[start The records]

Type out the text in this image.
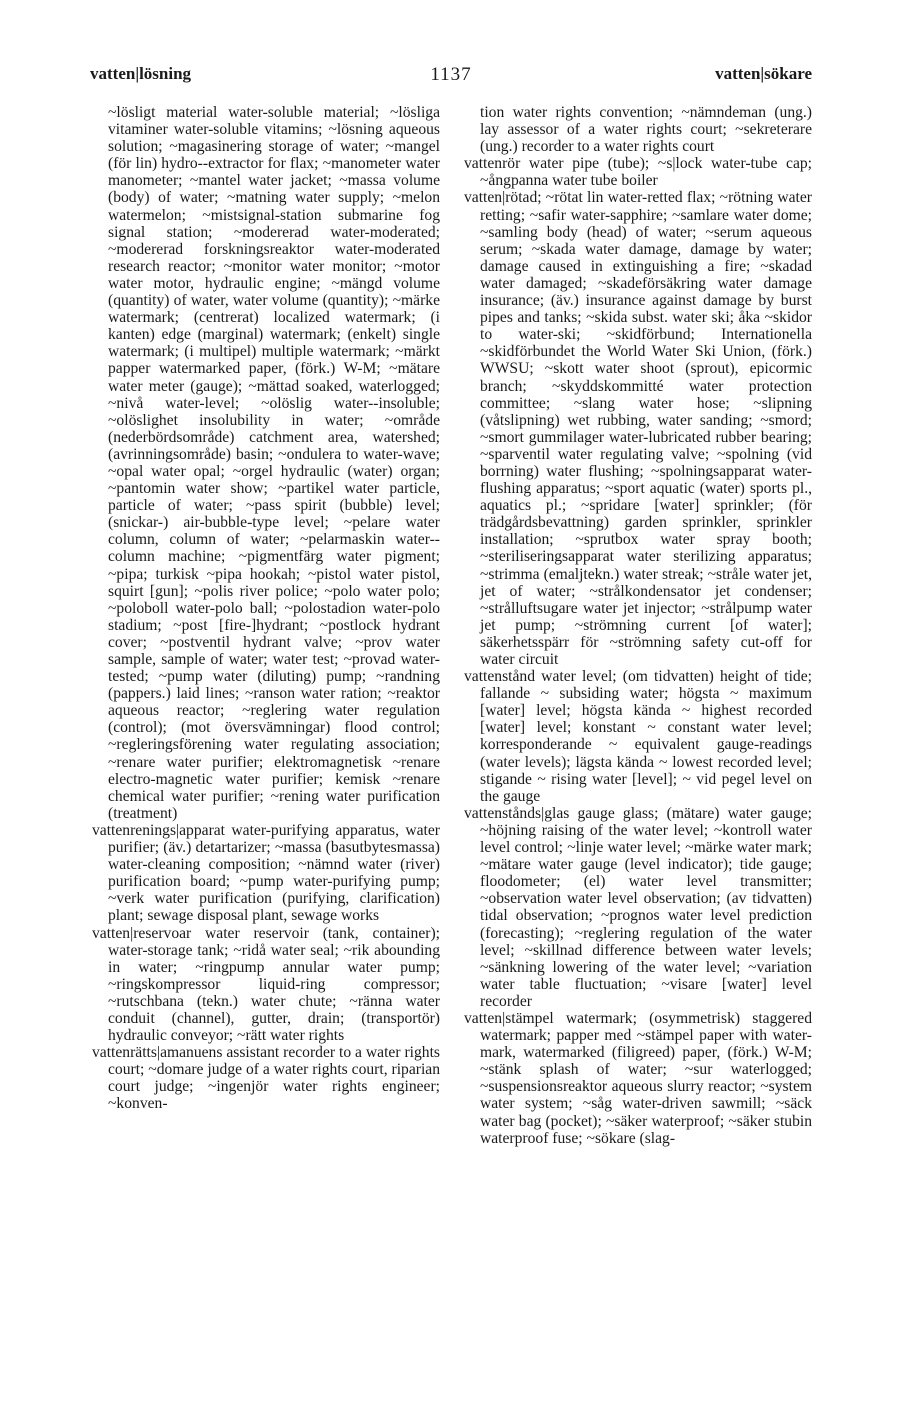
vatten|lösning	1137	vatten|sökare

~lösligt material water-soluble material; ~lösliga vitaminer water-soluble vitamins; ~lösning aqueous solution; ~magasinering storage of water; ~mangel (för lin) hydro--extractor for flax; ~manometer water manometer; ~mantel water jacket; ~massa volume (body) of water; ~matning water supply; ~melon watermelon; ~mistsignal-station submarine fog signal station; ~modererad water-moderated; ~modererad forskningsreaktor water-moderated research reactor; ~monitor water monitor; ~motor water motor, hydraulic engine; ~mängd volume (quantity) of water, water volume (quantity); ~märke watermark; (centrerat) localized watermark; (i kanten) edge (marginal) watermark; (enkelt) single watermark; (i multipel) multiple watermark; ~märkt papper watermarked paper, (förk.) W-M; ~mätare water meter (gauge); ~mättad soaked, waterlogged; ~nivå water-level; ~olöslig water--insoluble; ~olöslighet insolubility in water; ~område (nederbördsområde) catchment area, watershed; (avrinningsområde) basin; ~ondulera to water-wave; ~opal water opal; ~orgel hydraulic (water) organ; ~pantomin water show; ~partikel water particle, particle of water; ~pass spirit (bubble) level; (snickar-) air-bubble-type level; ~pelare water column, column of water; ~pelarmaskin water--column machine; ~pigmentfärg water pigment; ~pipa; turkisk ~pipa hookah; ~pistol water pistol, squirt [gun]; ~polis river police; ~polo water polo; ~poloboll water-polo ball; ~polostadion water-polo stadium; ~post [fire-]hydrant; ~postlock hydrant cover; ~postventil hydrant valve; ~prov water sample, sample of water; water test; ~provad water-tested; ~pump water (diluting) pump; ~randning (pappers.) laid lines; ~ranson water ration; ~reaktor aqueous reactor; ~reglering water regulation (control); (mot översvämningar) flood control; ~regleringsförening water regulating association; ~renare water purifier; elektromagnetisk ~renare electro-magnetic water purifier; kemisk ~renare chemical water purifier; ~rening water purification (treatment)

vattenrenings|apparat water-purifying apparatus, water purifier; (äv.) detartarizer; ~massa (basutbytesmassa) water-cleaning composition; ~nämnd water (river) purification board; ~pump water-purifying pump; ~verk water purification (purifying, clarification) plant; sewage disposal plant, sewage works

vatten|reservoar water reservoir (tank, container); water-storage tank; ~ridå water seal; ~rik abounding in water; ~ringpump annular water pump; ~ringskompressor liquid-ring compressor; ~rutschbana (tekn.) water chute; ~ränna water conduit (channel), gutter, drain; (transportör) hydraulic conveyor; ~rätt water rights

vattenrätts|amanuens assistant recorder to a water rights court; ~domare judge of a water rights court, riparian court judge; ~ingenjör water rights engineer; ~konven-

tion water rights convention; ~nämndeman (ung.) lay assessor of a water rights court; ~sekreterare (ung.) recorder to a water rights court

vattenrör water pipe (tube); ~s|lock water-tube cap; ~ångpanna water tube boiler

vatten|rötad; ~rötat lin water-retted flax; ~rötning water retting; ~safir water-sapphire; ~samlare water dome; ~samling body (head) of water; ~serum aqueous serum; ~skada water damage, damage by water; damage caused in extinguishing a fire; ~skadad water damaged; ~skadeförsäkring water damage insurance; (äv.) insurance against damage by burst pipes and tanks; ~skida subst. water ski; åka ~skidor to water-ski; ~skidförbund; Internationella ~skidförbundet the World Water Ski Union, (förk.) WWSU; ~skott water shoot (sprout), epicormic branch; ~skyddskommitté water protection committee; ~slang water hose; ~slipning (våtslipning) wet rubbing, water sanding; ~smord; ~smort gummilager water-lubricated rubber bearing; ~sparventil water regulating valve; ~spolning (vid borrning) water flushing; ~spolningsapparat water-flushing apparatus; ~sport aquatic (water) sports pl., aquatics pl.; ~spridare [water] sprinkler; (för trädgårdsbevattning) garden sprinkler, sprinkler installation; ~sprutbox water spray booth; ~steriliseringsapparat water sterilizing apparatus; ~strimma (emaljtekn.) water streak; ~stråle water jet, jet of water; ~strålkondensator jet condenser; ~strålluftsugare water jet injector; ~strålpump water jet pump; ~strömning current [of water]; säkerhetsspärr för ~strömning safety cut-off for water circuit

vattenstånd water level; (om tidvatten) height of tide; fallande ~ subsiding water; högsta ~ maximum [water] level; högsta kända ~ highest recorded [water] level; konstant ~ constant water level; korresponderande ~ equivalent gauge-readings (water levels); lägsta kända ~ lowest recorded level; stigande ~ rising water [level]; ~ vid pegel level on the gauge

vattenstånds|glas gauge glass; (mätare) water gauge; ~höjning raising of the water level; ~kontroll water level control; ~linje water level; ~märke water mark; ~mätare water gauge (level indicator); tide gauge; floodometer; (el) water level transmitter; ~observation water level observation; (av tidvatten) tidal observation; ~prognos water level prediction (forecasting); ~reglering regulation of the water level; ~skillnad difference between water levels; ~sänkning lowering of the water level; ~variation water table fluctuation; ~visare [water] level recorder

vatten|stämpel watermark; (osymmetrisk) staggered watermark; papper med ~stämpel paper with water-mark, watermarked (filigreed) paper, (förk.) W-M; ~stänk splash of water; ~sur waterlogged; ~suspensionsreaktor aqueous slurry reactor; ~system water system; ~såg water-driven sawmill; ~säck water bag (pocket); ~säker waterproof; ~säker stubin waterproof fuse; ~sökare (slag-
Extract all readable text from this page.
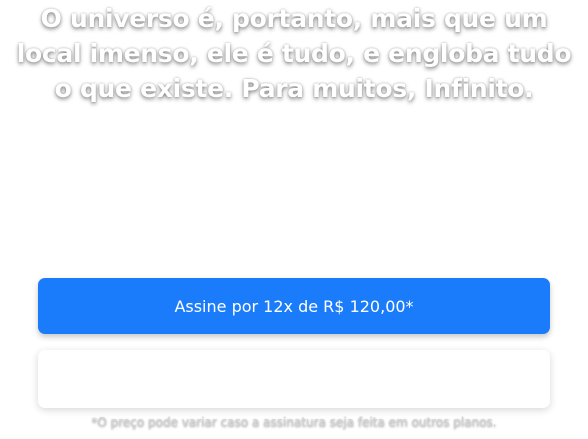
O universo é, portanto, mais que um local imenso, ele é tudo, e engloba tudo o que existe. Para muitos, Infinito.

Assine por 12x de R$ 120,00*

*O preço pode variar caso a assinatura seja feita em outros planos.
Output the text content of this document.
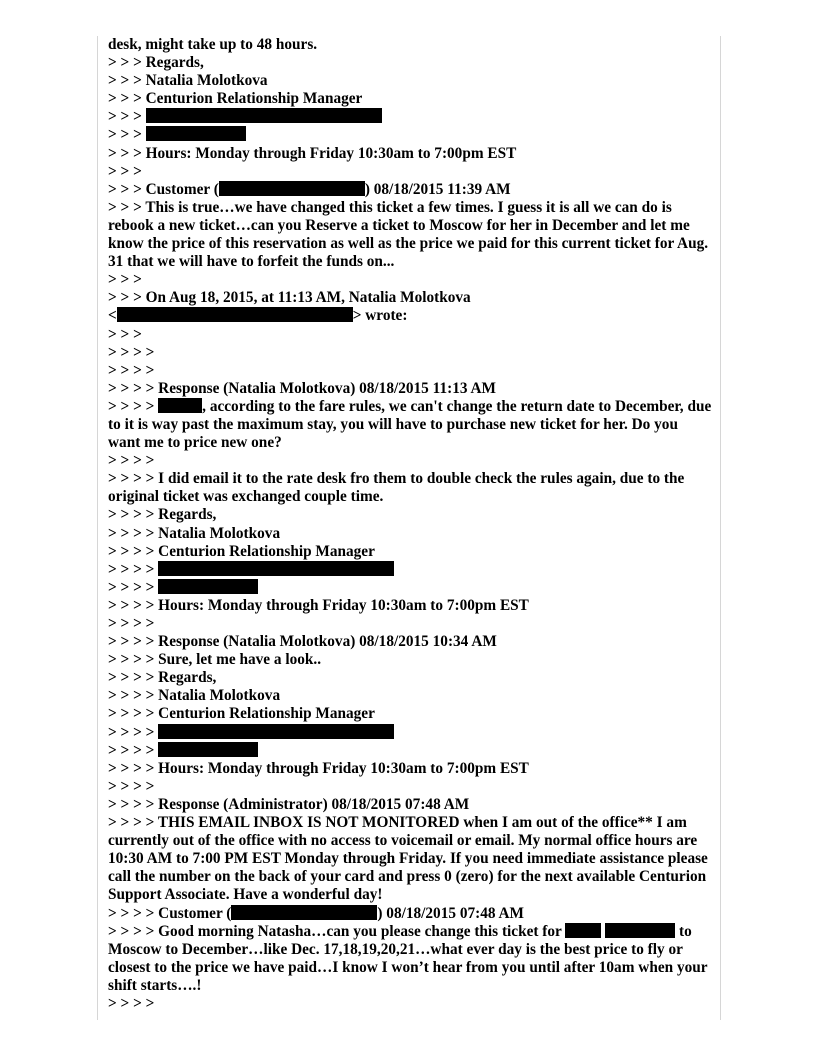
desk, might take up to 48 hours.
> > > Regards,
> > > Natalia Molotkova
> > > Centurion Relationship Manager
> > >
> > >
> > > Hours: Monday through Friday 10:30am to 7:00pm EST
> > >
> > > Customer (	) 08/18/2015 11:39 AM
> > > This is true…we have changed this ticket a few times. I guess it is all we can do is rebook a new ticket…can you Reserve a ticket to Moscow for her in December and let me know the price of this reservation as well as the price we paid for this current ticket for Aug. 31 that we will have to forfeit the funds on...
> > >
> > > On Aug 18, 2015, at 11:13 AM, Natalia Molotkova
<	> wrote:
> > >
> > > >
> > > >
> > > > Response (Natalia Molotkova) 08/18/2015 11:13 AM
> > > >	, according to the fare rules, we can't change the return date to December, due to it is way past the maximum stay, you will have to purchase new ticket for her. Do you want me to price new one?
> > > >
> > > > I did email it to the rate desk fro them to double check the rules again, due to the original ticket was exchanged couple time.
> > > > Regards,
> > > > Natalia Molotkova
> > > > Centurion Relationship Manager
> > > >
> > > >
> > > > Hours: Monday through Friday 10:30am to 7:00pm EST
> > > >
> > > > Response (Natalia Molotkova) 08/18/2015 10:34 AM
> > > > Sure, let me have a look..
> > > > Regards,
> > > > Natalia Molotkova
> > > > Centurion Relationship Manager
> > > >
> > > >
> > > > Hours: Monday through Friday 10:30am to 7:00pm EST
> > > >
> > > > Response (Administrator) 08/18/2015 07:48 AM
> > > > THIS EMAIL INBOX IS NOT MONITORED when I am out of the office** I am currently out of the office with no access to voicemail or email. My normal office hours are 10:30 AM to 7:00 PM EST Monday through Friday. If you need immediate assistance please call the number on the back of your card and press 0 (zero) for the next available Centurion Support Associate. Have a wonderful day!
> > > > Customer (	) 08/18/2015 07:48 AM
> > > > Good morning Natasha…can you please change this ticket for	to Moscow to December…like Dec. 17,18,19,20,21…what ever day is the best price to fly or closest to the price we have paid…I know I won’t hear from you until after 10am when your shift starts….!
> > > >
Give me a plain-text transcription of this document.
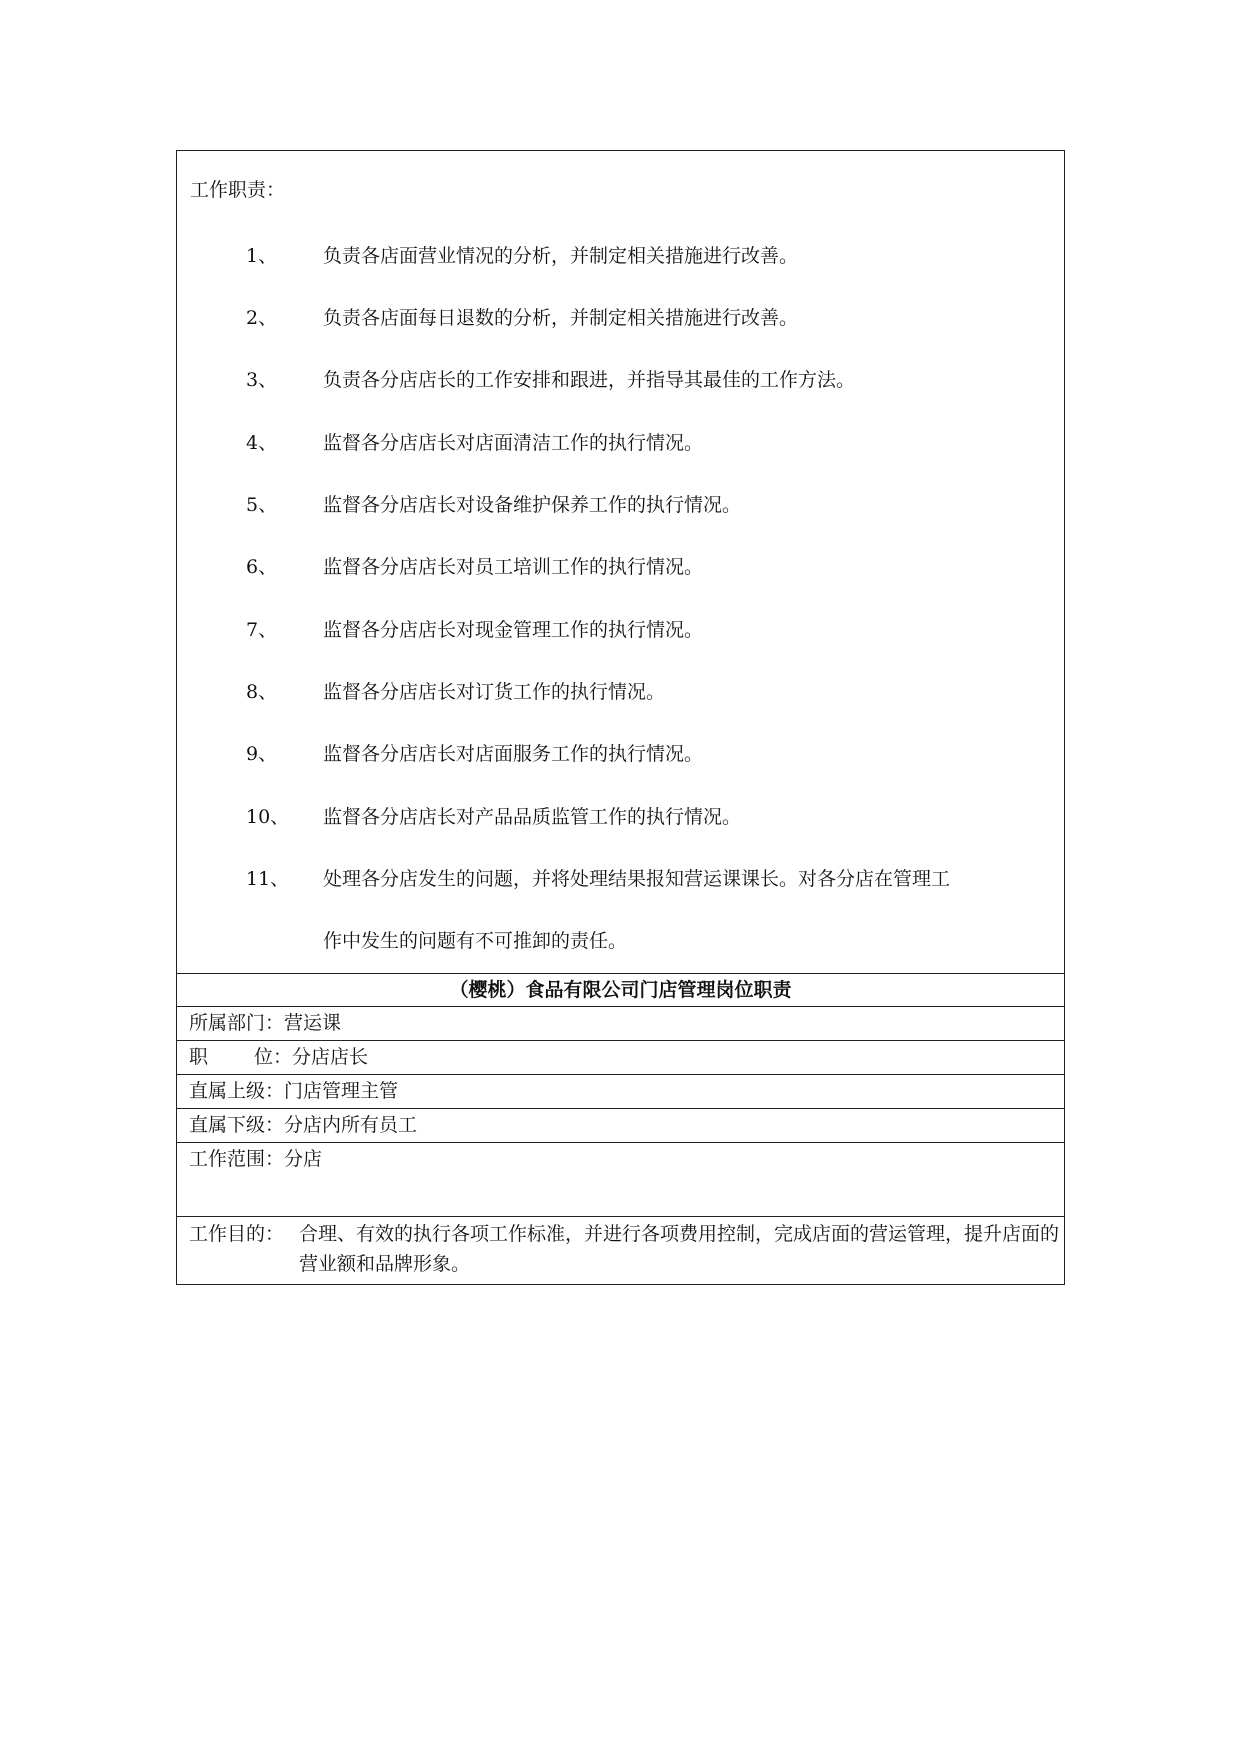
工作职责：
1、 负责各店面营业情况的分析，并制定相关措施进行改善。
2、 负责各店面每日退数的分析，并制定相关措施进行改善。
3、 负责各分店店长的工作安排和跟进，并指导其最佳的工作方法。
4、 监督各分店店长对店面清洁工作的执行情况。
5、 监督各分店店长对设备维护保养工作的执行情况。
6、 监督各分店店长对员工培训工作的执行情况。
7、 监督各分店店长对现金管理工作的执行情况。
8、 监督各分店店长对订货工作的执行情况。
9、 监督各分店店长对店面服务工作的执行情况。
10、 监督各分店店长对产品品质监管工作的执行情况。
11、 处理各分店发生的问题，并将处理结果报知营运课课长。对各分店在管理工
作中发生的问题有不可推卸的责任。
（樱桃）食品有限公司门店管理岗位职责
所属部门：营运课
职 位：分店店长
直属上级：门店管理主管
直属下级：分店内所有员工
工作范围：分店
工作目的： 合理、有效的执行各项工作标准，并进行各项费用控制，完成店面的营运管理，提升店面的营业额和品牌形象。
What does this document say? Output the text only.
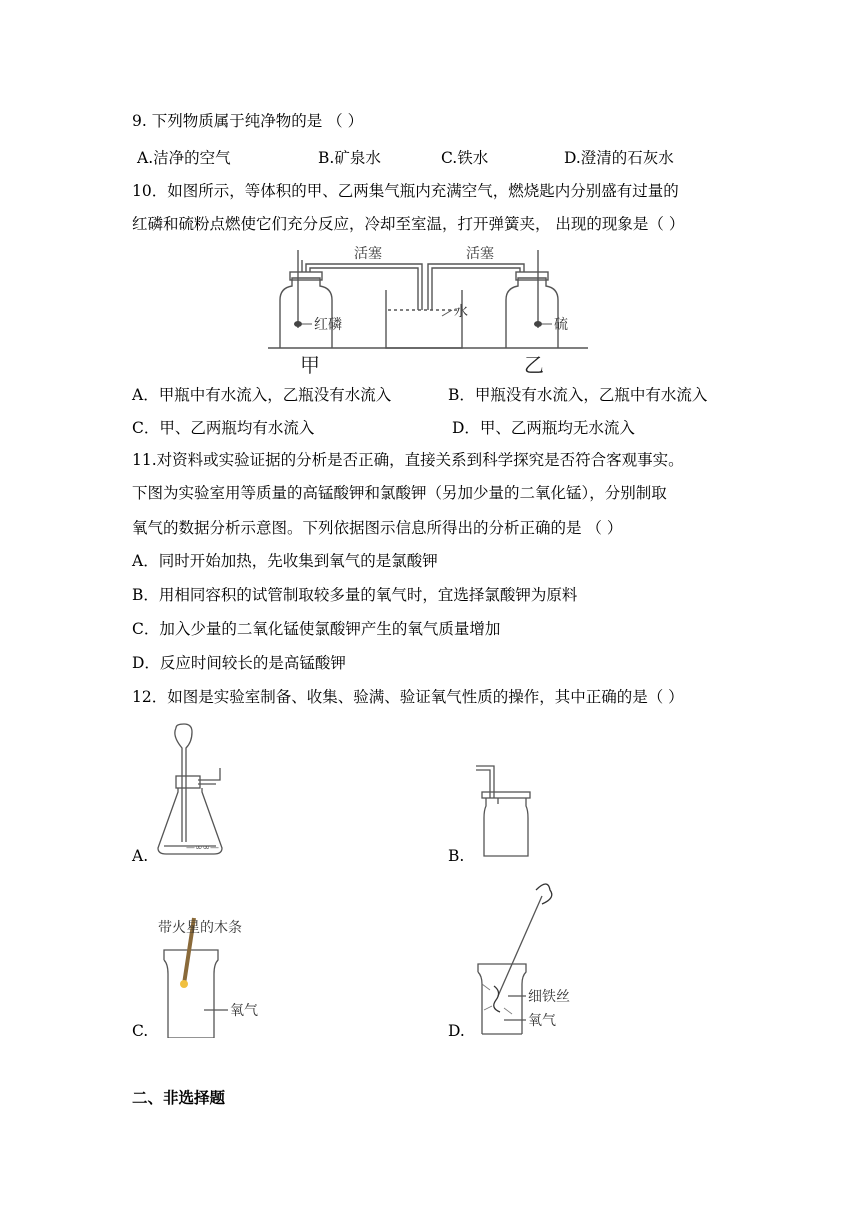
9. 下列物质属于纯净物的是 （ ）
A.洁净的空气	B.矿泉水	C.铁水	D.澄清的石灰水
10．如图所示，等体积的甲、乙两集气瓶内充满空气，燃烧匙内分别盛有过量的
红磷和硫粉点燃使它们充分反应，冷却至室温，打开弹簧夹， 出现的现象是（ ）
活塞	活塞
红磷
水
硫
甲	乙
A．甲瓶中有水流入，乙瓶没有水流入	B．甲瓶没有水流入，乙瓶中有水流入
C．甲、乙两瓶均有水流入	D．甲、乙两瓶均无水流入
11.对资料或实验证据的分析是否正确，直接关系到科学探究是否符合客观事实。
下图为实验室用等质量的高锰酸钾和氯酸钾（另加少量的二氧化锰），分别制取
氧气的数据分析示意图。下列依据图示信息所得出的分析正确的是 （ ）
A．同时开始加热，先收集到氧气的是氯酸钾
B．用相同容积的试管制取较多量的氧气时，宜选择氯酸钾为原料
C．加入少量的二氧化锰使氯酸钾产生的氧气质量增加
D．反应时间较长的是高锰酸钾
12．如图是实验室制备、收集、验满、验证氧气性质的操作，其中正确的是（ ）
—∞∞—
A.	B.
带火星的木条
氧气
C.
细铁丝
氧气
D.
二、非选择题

[end The records]

Work instructions
Retype verbatim only the lines beginning with the line that contains "Give me a plain-text" and ending with the last line of the listing above; pictures are to be excluded.

Final result
Give me a plain-text transcription of this document.
工作职责：
1、 负责各店面营业情况的分析，并制定相关措施进行改善。
2、 负责各店面每日退数的分析，并制定相关措施进行改善。
3、 负责各分店店长的工作安排和跟进，并指导其最佳的工作方法。
4、 监督各分店店长对店面清洁工作的执行情况。
5、 监督各分店店长对设备维护保养工作的执行情况。
6、 监督各分店店长对员工培训工作的执行情况。
7、 监督各分店店长对现金管理工作的执行情况。
8、 监督各分店店长对订货工作的执行情况。
9、 监督各分店店长对店面服务工作的执行情况。
10、 监督各分店店长对产品品质监管工作的执行情况。
11、 处理各分店发生的问题，并将处理结果报知营运课课长。对各分店在管理工
作中发生的问题有不可推卸的责任。
（樱桃）食品有限公司门店管理岗位职责
所属部门：营运课
职 位：分店店长
直属上级：门店管理主管
直属下级：分店内所有员工
工作范围：分店
工作目的： 合理、有效的执行各项工作标准，并进行各项费用控制，完成店面的营运管理，提升店面的营业额和品牌形象。
What does this document say? Output the text only.
9. 下列物质属于纯净物的是 （ ）
A.洁净的空气	B.矿泉水	C.铁水	D.澄清的石灰水
10．如图所示，等体积的甲、乙两集气瓶内充满空气，燃烧匙内分别盛有过量的
红磷和硫粉点燃使它们充分反应，冷却至室温，打开弹簧夹， 出现的现象是（ ）
活塞	活塞
红磷
水
硫
甲	乙
A．甲瓶中有水流入，乙瓶没有水流入	B．甲瓶没有水流入，乙瓶中有水流入
C．甲、乙两瓶均有水流入	D．甲、乙两瓶均无水流入
11.对资料或实验证据的分析是否正确，直接关系到科学探究是否符合客观事实。
下图为实验室用等质量的高锰酸钾和氯酸钾（另加少量的二氧化锰），分别制取
氧气的数据分析示意图。下列依据图示信息所得出的分析正确的是 （ ）
A．同时开始加热，先收集到氧气的是氯酸钾
B．用相同容积的试管制取较多量的氧气时，宜选择氯酸钾为原料
C．加入少量的二氧化锰使氯酸钾产生的氧气质量增加
D．反应时间较长的是高锰酸钾
12．如图是实验室制备、收集、验满、验证氧气性质的操作，其中正确的是（ ）
—∞∞—
A.	B.
带火星的木条
氧气
C.
细铁丝
氧气
D.
二、非选择题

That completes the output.